Written task
Return each line of the data below verbatim; pictures are to be left out.

Information given
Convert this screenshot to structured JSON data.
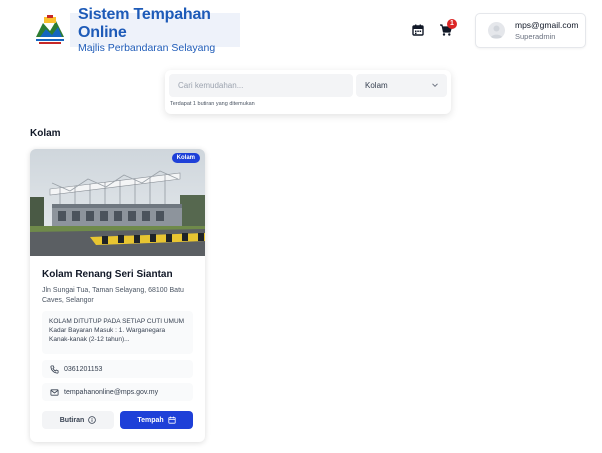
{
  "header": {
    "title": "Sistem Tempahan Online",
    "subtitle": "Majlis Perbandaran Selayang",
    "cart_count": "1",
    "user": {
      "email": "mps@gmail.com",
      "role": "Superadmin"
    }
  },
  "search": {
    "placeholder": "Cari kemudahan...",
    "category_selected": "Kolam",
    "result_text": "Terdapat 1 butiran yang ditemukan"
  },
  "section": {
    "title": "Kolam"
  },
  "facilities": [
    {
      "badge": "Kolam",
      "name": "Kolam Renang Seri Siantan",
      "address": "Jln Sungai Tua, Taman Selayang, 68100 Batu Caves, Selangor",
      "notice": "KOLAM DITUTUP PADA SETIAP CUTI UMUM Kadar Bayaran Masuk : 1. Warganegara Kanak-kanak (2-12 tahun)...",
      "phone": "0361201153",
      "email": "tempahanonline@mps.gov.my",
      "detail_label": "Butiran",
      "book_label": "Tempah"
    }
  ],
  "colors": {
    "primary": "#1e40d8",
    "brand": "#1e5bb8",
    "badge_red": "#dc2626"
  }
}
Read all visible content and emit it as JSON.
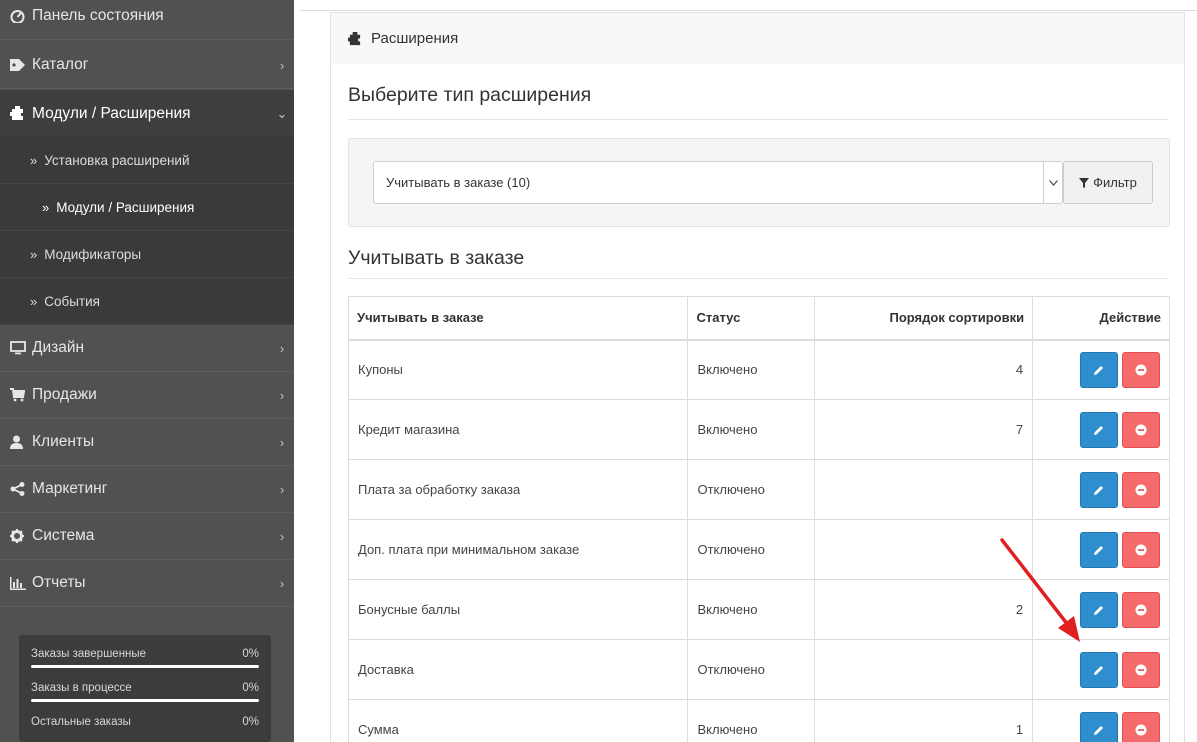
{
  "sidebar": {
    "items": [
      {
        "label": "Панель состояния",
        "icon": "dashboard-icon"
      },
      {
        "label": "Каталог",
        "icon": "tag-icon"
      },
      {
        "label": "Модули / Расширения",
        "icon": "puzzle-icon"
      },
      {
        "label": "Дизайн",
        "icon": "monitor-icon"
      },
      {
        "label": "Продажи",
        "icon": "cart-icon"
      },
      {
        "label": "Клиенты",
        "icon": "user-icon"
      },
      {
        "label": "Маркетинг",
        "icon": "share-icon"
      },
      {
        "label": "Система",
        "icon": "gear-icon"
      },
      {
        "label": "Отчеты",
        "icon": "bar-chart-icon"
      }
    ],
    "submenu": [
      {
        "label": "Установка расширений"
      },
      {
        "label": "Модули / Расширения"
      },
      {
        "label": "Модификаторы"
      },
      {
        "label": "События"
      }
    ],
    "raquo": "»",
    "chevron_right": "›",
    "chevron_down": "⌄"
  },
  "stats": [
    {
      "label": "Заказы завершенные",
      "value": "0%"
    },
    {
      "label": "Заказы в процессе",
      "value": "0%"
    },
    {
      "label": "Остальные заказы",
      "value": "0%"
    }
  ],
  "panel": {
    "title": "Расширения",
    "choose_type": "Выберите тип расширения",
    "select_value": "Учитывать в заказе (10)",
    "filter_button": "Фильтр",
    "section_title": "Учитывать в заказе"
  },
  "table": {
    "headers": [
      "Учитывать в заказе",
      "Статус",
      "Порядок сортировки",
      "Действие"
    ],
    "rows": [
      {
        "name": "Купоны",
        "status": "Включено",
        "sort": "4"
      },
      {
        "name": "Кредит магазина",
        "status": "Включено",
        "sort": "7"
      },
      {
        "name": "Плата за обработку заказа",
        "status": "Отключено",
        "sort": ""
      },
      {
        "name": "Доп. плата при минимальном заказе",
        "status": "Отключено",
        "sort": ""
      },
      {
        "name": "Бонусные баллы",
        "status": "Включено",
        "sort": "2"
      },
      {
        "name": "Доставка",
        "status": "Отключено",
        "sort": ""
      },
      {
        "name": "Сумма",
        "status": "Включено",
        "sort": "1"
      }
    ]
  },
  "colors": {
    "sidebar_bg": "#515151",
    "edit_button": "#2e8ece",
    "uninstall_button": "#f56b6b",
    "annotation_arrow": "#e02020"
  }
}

Solution to the exercise
Convert this screenshot to structured JSON data.
{
  "header": {
    "title": "Sistem Tempahan Online",
    "subtitle": "Majlis Perbandaran Selayang",
    "cart_count": "1",
    "user": {
      "email": "mps@gmail.com",
      "role": "Superadmin"
    }
  },
  "search": {
    "placeholder": "Cari kemudahan...",
    "category_selected": "Kolam",
    "result_text": "Terdapat 1 butiran yang ditemukan"
  },
  "section": {
    "title": "Kolam"
  },
  "facilities": [
    {
      "badge": "Kolam",
      "name": "Kolam Renang Seri Siantan",
      "address": "Jln Sungai Tua, Taman Selayang, 68100 Batu Caves, Selangor",
      "notice": "KOLAM DITUTUP PADA SETIAP CUTI UMUM Kadar Bayaran Masuk : 1. Warganegara Kanak-kanak (2-12 tahun)...",
      "phone": "0361201153",
      "email": "tempahanonline@mps.gov.my",
      "detail_label": "Butiran",
      "book_label": "Tempah"
    }
  ],
  "colors": {
    "primary": "#1e40d8",
    "brand": "#1e5bb8",
    "badge_red": "#dc2626"
  }
}
Read all visible content and emit it as JSON.
{
  "sidebar": {
    "items": [
      {
        "label": "Панель состояния",
        "icon": "dashboard-icon"
      },
      {
        "label": "Каталог",
        "icon": "tag-icon"
      },
      {
        "label": "Модули / Расширения",
        "icon": "puzzle-icon"
      },
      {
        "label": "Дизайн",
        "icon": "monitor-icon"
      },
      {
        "label": "Продажи",
        "icon": "cart-icon"
      },
      {
        "label": "Клиенты",
        "icon": "user-icon"
      },
      {
        "label": "Маркетинг",
        "icon": "share-icon"
      },
      {
        "label": "Система",
        "icon": "gear-icon"
      },
      {
        "label": "Отчеты",
        "icon": "bar-chart-icon"
      }
    ],
    "submenu": [
      {
        "label": "Установка расширений"
      },
      {
        "label": "Модули / Расширения"
      },
      {
        "label": "Модификаторы"
      },
      {
        "label": "События"
      }
    ],
    "raquo": "»",
    "chevron_right": "›",
    "chevron_down": "⌄"
  },
  "stats": [
    {
      "label": "Заказы завершенные",
      "value": "0%"
    },
    {
      "label": "Заказы в процессе",
      "value": "0%"
    },
    {
      "label": "Остальные заказы",
      "value": "0%"
    }
  ],
  "panel": {
    "title": "Расширения",
    "choose_type": "Выберите тип расширения",
    "select_value": "Учитывать в заказе (10)",
    "filter_button": "Фильтр",
    "section_title": "Учитывать в заказе"
  },
  "table": {
    "headers": [
      "Учитывать в заказе",
      "Статус",
      "Порядок сортировки",
      "Действие"
    ],
    "rows": [
      {
        "name": "Купоны",
        "status": "Включено",
        "sort": "4"
      },
      {
        "name": "Кредит магазина",
        "status": "Включено",
        "sort": "7"
      },
      {
        "name": "Плата за обработку заказа",
        "status": "Отключено",
        "sort": ""
      },
      {
        "name": "Доп. плата при минимальном заказе",
        "status": "Отключено",
        "sort": ""
      },
      {
        "name": "Бонусные баллы",
        "status": "Включено",
        "sort": "2"
      },
      {
        "name": "Доставка",
        "status": "Отключено",
        "sort": ""
      },
      {
        "name": "Сумма",
        "status": "Включено",
        "sort": "1"
      }
    ]
  },
  "colors": {
    "sidebar_bg": "#515151",
    "edit_button": "#2e8ece",
    "uninstall_button": "#f56b6b",
    "annotation_arrow": "#e02020"
  }
}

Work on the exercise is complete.